What needs to be done »
Transcribe the passage below about the attack on the frigate Chesapeake, word for word and in full, keeping its spelling and punctuation unchanged.

The government of the United States having, at all times, entertained a sincere desire for an adjustment of the differences, which have so long and so unhappily subsisted between the two countries, the President cannot but receive with pleasure assurances that his Britannick majesty is animated by the same disposition ; and that he is ready in conformity to this disposition to make atonement for the insult and aggression committed by one of his naval officers in the attack on the United States frigate the Chesapeake.
As it appears, at the same time, that in making this offer, his Britannick majesty derives a motive from the equality now existing in the relations of the United States with the two belligerent powers, the President owes it to the occasion and to himself to let it be understood, that this equality is a result incident to a state of things, growing out of distinct considerations.
With this explanation, as requisite as it is frank, I'am authorized to inform you, that the President accepts the note delivered by you, in the name and by the order of his Britannick majesty, and will considor the same with the engagement contained therein, when fulfilled, as a satisfaction for the insult and injury of which he has complained.

Provided data »

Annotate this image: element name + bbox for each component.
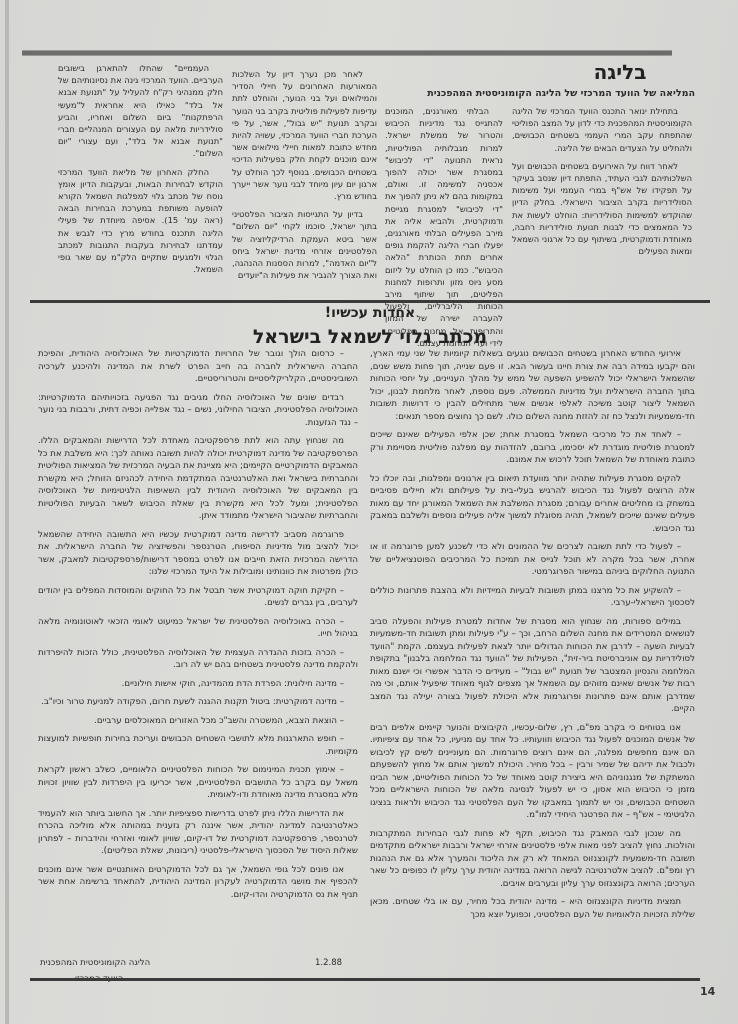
letter-column-right: אירועי החודש האחרון בשטחים הכבושים נוגעי… — [370, 348, 695, 927]
newspaper-page: בליגה המליאה של הוועד המרכזי של הליגה הק… — [0, 0, 738, 1024]
paragraph: מה שנחוץ עתה הוא לתת פרספקטיבה מאחדת לכל… — [38, 435, 358, 523]
paragraph: – אימוץ תכנית המינימום של הכוחות הפלסטינ… — [38, 764, 358, 802]
binding-edge — [5, 0, 9, 1024]
paragraph: – לאחד את כל מרכיבי השמאל במסגרת אחת; שכ… — [370, 429, 695, 467]
report-column-1: בתחילת ינואר התכנס הוועד המרכזי של הליגה… — [512, 105, 692, 263]
page-number: 14 — [700, 985, 715, 998]
paragraph: החלק האחרון של מליאת הוועד המרכזי הוקדש … — [58, 166, 223, 276]
paragraph: במילים ספורות, מה שנחוץ הוא מסגרת של אחד… — [370, 616, 695, 716]
paragraph: לאחר מכן נערך דיון על השלכות המאורעות הא… — [232, 68, 377, 202]
paragraph: – מדינה דמוקרטית: ביטול תקנות ההגנה לשעת… — [38, 696, 358, 709]
paragraph: אנו פונים לכל גופי השמאל, אך גם לכל הדמו… — [38, 864, 358, 902]
letter-kicker: אחדות עכשיו! — [30, 305, 710, 321]
paragraph: רבדים שונים של האוכלוסיה החלו מגיבים נגד… — [38, 392, 358, 430]
paragraph: בתחילת ינואר התכנס הוועד המרכזי של הליגה… — [512, 105, 692, 154]
paragraph: – הכרה באוכלוסיה הפלסטינית של ישראל כמיע… — [38, 616, 358, 641]
paragraph: את הדרישות הללו ניתן לפרט בדרישות ספציפי… — [38, 808, 358, 858]
paragraph: – לפעול כדי לתת תשובה לצרכים של ההמונים … — [370, 541, 695, 579]
letter-date: 1.2.88 — [315, 958, 342, 968]
paragraph: העממיים" שהחלו להתארגן בישובים הערביים. … — [58, 62, 223, 160]
paragraph: – הכרה בזכות ההגדרה העצמית של האוכלוסיה … — [38, 647, 358, 672]
paragraph: אנו בטוחים כי בקרב מפ"ם, רץ, שלום-עכשיו,… — [370, 722, 695, 822]
report-column-3: לאחר מכן נערך דיון על השלכות המאורעות הא… — [232, 68, 377, 287]
paragraph: – כרסום הולך וגובר של החרויות הדמוקרטיות… — [38, 348, 358, 386]
bottom-rule — [30, 978, 700, 981]
letter-signatory: הליגה הקומוניסטית המהפכנית — [40, 958, 150, 968]
paragraph: פרוגרמה מסביב לדרישה מדינה דמוקרטית עכשי… — [38, 529, 358, 579]
paragraph: – מדינה חילונית: הפרדת הדת מהמדינה, חוקי… — [38, 678, 358, 691]
paragraph: – הוצאת הצבא, המשטרה והשב"כ מכל האזורים … — [38, 715, 358, 728]
section-lead: המליאה של הוועד המרכזי של הליגה הקומוניס… — [385, 88, 695, 99]
paragraph: – להשקיע את כל מרצנו במתן תשובות לבעיות … — [370, 585, 695, 610]
paragraph: תמצית מדיניות הקונצנזוס היא – מדינה יהוד… — [370, 896, 695, 921]
section-title: בליגה — [560, 60, 680, 84]
top-rule — [22, 50, 672, 56]
paragraph: להקים מסגרת פעילות שתהיה יותר מוועדת תיא… — [370, 473, 695, 536]
letter-title: מכתב גלוי לשמאל בישראל — [30, 326, 710, 348]
paragraph: בדיון על התגייסות הציבור הפלסטיני בתוך י… — [232, 208, 377, 281]
paragraph: מה שנכון לגבי המאבק נגד הכיבוש, תקף לא פ… — [370, 828, 695, 891]
letter-column-left: – כרסום הולך וגובר של החרויות הדמוקרטיות… — [38, 348, 358, 907]
paragraph: אירועי החודש האחרון בשטחים הכבושים נוגעי… — [370, 348, 695, 423]
paragraph: לאחר דווח על האירועים בשטחים הכבושים ועל… — [512, 160, 692, 258]
paragraph: – חופש התארגנות מלא לתושבי השטחים הכבושי… — [38, 733, 358, 758]
paragraph: – חקיקת חוקה דמוקרטית אשר תבטל את כל החו… — [38, 585, 358, 610]
report-column-4: העממיים" שהחלו להתארגן בישובים הערביים. … — [58, 62, 223, 281]
section-divider — [30, 300, 710, 303]
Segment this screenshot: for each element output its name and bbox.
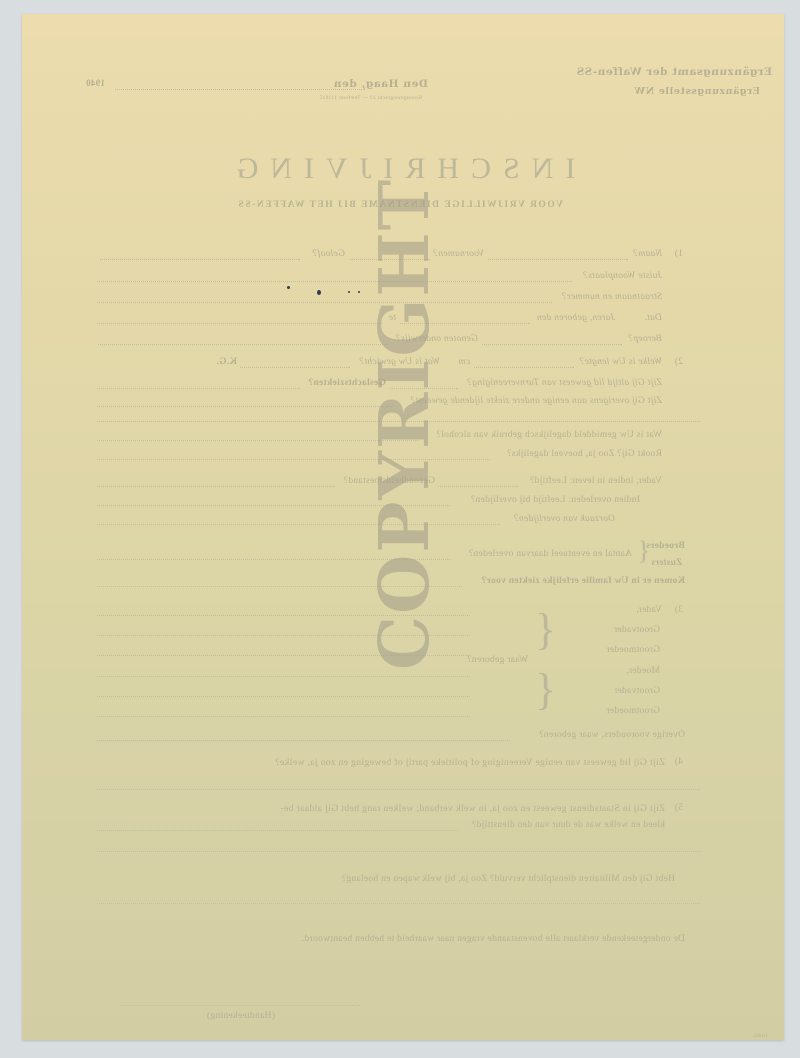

Output below »
The government of the United States having, at all times, entertained a sincere desire for an adjustment of the differences, which have so long and so unhappily subsisted between the two countries, the President cannot but receive with pleasure assurances that his Britannick majesty is animated by the same disposition ; and that he is ready in conformity to this disposition to make atonement for the insult and aggression committed by one of his naval officers in the attack on the United States frigate the Chesapeake.
As it appears, at the same time, that in making this offer, his Britannick majesty derives a motive from the equality now existing in the relations of the United States with the two belligerent powers, the President owes it to the occasion and to himself to let it be understood, that this equality is a result incident to a state of things, growing out of distinct considerations.
With this explanation, as requisite as it is frank, I'am authorized to inform you, that the President accepts the note delivered by you, in the name and by the order of his Britannick majesty, and will considor the same with the engagement contained therein, when fulfilled, as a satisfaction for the insult and injury of which he has complained.